[Records from a data collection]
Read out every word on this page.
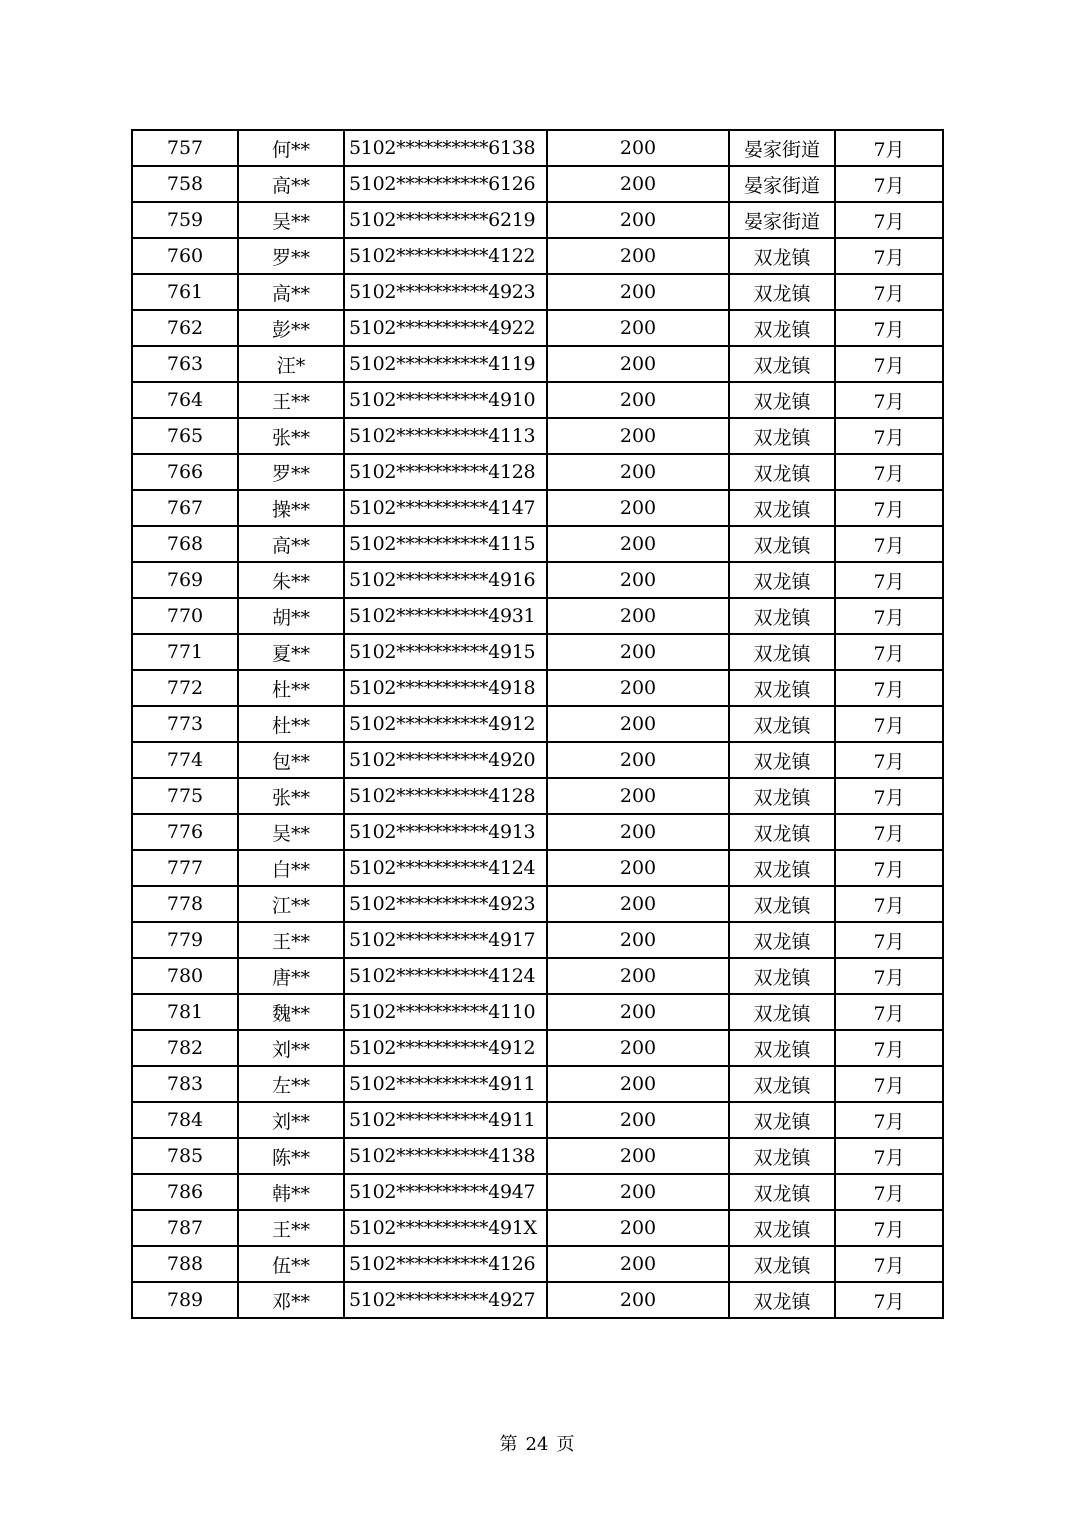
757	何**	5102**********6138	200	晏家街道	7月
758	高**	5102**********6126	200	晏家街道	7月
759	吴**	5102**********6219	200	晏家街道	7月
760	罗**	5102**********4122	200	双龙镇	7月
761	高**	5102**********4923	200	双龙镇	7月
762	彭**	5102**********4922	200	双龙镇	7月
763	汪*	5102**********4119	200	双龙镇	7月
764	王**	5102**********4910	200	双龙镇	7月
765	张**	5102**********4113	200	双龙镇	7月
766	罗**	5102**********4128	200	双龙镇	7月
767	操**	5102**********4147	200	双龙镇	7月
768	高**	5102**********4115	200	双龙镇	7月
769	朱**	5102**********4916	200	双龙镇	7月
770	胡**	5102**********4931	200	双龙镇	7月
771	夏**	5102**********4915	200	双龙镇	7月
772	杜**	5102**********4918	200	双龙镇	7月
773	杜**	5102**********4912	200	双龙镇	7月
774	包**	5102**********4920	200	双龙镇	7月
775	张**	5102**********4128	200	双龙镇	7月
776	吴**	5102**********4913	200	双龙镇	7月
777	白**	5102**********4124	200	双龙镇	7月
778	江**	5102**********4923	200	双龙镇	7月
779	王**	5102**********4917	200	双龙镇	7月
780	唐**	5102**********4124	200	双龙镇	7月
781	魏**	5102**********4110	200	双龙镇	7月
782	刘**	5102**********4912	200	双龙镇	7月
783	左**	5102**********4911	200	双龙镇	7月
784	刘**	5102**********4911	200	双龙镇	7月
785	陈**	5102**********4138	200	双龙镇	7月
786	韩**	5102**********4947	200	双龙镇	7月
787	王**	5102**********491X	200	双龙镇	7月
788	伍**	5102**********4126	200	双龙镇	7月
789	邓**	5102**********4927	200	双龙镇	7月
第 24 页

TASK DIRECTIONS »
Omitting all images, retype each line of the records precisely.

TASK OUTPUT »
Read out every word on this page.
757	何**	5102**********6138	200	晏家街道	7月
758	高**	5102**********6126	200	晏家街道	7月
759	吴**	5102**********6219	200	晏家街道	7月
760	罗**	5102**********4122	200	双龙镇	7月
761	高**	5102**********4923	200	双龙镇	7月
762	彭**	5102**********4922	200	双龙镇	7月
763	汪*	5102**********4119	200	双龙镇	7月
764	王**	5102**********4910	200	双龙镇	7月
765	张**	5102**********4113	200	双龙镇	7月
766	罗**	5102**********4128	200	双龙镇	7月
767	操**	5102**********4147	200	双龙镇	7月
768	高**	5102**********4115	200	双龙镇	7月
769	朱**	5102**********4916	200	双龙镇	7月
770	胡**	5102**********4931	200	双龙镇	7月
771	夏**	5102**********4915	200	双龙镇	7月
772	杜**	5102**********4918	200	双龙镇	7月
773	杜**	5102**********4912	200	双龙镇	7月
774	包**	5102**********4920	200	双龙镇	7月
775	张**	5102**********4128	200	双龙镇	7月
776	吴**	5102**********4913	200	双龙镇	7月
777	白**	5102**********4124	200	双龙镇	7月
778	江**	5102**********4923	200	双龙镇	7月
779	王**	5102**********4917	200	双龙镇	7月
780	唐**	5102**********4124	200	双龙镇	7月
781	魏**	5102**********4110	200	双龙镇	7月
782	刘**	5102**********4912	200	双龙镇	7月
783	左**	5102**********4911	200	双龙镇	7月
784	刘**	5102**********4911	200	双龙镇	7月
785	陈**	5102**********4138	200	双龙镇	7月
786	韩**	5102**********4947	200	双龙镇	7月
787	王**	5102**********491X	200	双龙镇	7月
788	伍**	5102**********4126	200	双龙镇	7月
789	邓**	5102**********4927	200	双龙镇	7月
第 24 页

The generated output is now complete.